> Lines of data

━━━━━━━━━━

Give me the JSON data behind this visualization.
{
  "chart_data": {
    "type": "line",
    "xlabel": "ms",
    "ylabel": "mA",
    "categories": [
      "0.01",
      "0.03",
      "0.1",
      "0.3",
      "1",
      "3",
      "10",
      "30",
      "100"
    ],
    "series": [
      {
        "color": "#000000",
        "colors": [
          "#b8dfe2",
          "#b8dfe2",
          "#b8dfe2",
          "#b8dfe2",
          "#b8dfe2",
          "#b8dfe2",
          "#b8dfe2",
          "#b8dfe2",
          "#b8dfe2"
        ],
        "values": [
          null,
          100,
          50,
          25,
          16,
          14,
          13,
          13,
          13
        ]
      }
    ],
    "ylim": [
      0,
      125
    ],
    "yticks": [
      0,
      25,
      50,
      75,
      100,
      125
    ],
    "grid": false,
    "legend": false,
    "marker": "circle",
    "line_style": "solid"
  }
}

━━━━━━━━━━

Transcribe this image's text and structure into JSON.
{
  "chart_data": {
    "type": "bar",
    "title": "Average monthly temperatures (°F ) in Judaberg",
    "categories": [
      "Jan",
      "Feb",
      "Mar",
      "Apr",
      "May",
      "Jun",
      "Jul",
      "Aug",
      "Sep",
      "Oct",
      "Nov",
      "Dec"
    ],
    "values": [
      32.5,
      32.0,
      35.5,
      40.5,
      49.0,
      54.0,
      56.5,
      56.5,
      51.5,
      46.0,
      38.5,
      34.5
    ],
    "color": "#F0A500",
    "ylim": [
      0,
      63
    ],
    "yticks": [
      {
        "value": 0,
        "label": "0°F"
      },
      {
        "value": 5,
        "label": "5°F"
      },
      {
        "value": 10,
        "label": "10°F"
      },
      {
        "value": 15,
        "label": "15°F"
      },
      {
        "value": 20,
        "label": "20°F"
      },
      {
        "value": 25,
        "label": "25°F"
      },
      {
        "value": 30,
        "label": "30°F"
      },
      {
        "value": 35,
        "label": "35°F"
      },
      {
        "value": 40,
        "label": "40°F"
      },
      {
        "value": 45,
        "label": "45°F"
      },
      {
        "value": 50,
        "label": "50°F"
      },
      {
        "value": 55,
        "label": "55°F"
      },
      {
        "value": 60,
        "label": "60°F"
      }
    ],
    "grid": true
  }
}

━━━━━━━━━━

> Exercise instructions
Tally the lines of the data that contain the string "JSON" and report the total alone.

> Complete answer
2